<<<<
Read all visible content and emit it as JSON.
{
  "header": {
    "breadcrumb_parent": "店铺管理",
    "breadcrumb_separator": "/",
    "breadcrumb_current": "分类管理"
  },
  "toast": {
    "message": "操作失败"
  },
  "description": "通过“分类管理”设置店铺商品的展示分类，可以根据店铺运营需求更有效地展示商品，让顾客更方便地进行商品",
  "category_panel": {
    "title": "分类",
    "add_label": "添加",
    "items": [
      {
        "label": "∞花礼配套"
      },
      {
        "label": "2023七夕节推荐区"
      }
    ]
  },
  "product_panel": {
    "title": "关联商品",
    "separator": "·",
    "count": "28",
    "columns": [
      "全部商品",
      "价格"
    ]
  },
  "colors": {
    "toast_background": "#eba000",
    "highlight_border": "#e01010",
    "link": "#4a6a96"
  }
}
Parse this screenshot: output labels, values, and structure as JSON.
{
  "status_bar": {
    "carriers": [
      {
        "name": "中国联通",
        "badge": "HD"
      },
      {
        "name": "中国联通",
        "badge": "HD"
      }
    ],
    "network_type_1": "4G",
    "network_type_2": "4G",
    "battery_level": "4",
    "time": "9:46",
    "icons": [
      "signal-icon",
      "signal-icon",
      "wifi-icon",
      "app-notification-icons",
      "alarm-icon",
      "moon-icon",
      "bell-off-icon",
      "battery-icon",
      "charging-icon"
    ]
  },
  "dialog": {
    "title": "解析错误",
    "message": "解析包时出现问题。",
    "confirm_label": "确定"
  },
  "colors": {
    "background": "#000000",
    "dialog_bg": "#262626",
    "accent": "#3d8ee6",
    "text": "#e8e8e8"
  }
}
>>>>
* **Direction**
Please restate the whole listing word for word.

* **Finished answer**
Read all visible content and emit it as JSON.
{
  "header": {
    "breadcrumb_parent": "店铺管理",
    "breadcrumb_separator": "/",
    "breadcrumb_current": "分类管理"
  },
  "toast": {
    "message": "操作失败"
  },
  "description": "通过“分类管理”设置店铺商品的展示分类，可以根据店铺运营需求更有效地展示商品，让顾客更方便地进行商品",
  "category_panel": {
    "title": "分类",
    "add_label": "添加",
    "items": [
      {
        "label": "∞花礼配套"
      },
      {
        "label": "2023七夕节推荐区"
      }
    ]
  },
  "product_panel": {
    "title": "关联商品",
    "separator": "·",
    "count": "28",
    "columns": [
      "全部商品",
      "价格"
    ]
  },
  "colors": {
    "toast_background": "#eba000",
    "highlight_border": "#e01010",
    "link": "#4a6a96"
  }
}
Parse this screenshot: output labels, values, and structure as JSON.
{
  "status_bar": {
    "carriers": [
      {
        "name": "中国联通",
        "badge": "HD"
      },
      {
        "name": "中国联通",
        "badge": "HD"
      }
    ],
    "network_type_1": "4G",
    "network_type_2": "4G",
    "battery_level": "4",
    "time": "9:46",
    "icons": [
      "signal-icon",
      "signal-icon",
      "wifi-icon",
      "app-notification-icons",
      "alarm-icon",
      "moon-icon",
      "bell-off-icon",
      "battery-icon",
      "charging-icon"
    ]
  },
  "dialog": {
    "title": "解析错误",
    "message": "解析包时出现问题。",
    "confirm_label": "确定"
  },
  "colors": {
    "background": "#000000",
    "dialog_bg": "#262626",
    "accent": "#3d8ee6",
    "text": "#e8e8e8"
  }
}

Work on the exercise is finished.